# [EXERCISE DESCRIPTION]
Lines holding the string "girl" are the ones to copy from this listing.

Extracted records
>>
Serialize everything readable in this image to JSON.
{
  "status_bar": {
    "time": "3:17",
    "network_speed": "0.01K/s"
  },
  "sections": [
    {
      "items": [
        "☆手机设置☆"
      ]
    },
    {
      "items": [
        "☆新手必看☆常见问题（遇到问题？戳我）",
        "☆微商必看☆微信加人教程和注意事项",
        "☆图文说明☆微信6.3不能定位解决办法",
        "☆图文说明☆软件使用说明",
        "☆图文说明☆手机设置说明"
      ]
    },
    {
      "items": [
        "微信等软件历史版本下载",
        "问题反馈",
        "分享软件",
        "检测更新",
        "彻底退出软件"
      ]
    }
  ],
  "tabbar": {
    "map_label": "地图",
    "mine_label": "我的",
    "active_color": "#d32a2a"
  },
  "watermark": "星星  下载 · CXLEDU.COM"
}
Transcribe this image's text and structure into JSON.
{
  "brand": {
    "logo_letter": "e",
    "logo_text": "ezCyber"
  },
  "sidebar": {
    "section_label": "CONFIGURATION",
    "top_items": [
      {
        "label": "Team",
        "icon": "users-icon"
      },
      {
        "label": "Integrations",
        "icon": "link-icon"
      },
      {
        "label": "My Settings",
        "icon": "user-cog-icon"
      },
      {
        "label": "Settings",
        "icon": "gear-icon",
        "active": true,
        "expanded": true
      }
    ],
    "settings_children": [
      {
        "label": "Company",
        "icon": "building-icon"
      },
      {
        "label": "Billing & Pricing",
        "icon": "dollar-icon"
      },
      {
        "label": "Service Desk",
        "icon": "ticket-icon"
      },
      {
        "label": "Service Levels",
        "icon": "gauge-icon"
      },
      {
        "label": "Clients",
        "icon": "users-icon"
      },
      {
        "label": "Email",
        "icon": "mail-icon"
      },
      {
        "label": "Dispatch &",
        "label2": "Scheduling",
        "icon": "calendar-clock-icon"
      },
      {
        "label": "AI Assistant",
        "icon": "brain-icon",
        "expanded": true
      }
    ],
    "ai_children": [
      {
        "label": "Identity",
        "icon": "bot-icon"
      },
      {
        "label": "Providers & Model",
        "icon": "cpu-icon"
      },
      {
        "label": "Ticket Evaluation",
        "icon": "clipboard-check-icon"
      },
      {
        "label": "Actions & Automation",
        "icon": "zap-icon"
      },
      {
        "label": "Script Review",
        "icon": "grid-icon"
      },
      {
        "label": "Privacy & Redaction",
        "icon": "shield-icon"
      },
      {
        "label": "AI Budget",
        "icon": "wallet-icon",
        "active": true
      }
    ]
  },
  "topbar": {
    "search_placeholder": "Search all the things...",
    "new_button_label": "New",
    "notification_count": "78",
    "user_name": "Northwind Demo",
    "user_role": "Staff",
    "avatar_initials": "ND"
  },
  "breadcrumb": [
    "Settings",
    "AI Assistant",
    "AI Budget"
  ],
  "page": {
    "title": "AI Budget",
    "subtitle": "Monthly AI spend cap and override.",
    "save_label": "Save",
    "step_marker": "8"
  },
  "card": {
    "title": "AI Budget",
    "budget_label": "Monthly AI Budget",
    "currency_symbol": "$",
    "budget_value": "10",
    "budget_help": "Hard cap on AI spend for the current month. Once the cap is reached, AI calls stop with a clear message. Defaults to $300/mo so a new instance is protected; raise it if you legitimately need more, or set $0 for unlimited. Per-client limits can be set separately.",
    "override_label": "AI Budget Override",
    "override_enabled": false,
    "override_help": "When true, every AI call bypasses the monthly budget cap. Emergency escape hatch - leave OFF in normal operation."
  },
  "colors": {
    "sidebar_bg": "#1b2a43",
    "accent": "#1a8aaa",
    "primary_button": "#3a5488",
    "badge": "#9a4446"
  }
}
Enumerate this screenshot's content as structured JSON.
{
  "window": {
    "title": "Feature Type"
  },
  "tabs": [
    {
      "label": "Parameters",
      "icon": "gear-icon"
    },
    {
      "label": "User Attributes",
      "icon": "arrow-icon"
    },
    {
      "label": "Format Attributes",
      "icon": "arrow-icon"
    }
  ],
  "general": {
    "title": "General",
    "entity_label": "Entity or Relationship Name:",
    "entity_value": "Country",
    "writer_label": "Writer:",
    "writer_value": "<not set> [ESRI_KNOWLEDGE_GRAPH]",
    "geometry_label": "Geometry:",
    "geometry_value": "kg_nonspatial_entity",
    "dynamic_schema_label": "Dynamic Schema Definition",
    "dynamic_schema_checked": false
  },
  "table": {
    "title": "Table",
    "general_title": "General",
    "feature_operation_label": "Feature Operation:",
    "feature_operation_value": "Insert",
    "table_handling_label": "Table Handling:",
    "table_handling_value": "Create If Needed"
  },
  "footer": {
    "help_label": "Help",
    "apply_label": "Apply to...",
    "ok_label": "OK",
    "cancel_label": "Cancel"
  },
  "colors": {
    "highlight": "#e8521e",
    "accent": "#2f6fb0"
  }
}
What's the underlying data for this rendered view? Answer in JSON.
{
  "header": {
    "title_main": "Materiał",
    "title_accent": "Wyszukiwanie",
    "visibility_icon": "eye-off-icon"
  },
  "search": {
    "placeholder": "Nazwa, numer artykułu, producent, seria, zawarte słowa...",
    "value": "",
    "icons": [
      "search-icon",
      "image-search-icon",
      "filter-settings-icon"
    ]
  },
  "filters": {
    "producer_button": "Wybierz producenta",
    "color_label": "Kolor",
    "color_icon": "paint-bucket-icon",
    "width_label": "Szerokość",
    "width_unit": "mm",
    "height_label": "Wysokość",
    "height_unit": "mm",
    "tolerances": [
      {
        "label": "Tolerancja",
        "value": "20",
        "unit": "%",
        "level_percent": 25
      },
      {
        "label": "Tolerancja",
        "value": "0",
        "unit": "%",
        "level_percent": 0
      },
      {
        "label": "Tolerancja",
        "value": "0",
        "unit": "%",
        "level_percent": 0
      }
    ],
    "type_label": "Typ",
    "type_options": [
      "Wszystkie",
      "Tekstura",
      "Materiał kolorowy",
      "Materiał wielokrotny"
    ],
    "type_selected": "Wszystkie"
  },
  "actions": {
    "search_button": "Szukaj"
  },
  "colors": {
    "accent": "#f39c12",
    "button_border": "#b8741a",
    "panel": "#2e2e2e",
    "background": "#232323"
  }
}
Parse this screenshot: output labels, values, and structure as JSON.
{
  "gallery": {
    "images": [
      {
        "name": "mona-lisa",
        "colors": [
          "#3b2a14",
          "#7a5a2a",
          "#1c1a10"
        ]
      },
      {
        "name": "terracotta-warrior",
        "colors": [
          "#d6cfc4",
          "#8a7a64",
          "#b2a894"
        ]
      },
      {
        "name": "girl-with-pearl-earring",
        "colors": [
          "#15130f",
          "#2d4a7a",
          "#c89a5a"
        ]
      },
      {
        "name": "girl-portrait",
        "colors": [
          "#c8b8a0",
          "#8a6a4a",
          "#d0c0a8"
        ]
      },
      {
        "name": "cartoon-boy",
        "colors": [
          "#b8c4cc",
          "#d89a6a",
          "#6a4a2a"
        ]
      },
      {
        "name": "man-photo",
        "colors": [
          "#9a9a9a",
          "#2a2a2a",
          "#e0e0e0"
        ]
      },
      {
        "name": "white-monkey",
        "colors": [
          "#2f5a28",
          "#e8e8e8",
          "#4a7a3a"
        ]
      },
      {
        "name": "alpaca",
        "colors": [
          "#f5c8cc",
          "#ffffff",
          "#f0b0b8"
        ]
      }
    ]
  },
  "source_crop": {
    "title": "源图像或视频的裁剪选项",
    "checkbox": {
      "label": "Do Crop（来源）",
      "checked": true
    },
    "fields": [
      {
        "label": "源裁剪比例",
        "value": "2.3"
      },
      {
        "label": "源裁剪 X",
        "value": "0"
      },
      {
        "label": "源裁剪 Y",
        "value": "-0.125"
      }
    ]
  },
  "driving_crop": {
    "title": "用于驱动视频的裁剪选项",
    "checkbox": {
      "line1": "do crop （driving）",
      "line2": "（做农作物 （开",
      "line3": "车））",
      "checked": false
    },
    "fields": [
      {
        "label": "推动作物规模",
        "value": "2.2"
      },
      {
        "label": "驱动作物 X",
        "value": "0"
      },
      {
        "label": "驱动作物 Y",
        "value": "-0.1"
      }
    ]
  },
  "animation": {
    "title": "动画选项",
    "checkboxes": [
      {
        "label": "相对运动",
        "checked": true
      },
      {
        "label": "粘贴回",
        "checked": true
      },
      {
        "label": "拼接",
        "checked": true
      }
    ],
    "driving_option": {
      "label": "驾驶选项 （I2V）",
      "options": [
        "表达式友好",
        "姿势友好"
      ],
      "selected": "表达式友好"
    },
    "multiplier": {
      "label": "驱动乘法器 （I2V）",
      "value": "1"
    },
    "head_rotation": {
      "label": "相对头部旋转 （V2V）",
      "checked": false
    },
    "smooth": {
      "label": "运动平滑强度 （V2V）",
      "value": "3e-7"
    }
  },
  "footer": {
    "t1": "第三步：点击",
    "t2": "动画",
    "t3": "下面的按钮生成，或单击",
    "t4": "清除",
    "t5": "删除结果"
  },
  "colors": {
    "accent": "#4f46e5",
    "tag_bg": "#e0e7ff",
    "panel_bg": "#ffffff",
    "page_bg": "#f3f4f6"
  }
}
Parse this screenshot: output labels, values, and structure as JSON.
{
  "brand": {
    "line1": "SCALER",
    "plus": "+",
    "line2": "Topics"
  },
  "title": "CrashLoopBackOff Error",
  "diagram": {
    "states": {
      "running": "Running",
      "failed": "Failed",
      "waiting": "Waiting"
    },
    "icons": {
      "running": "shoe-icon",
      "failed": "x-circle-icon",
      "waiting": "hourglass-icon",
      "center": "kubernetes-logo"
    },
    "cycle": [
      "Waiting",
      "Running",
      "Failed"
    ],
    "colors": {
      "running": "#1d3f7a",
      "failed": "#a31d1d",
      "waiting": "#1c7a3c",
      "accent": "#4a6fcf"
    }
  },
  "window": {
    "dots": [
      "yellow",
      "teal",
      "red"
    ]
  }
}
<<
# [RESPONSE BELOW]
        "name": "girl-with-pearl-earring",
        "name": "girl-portrait",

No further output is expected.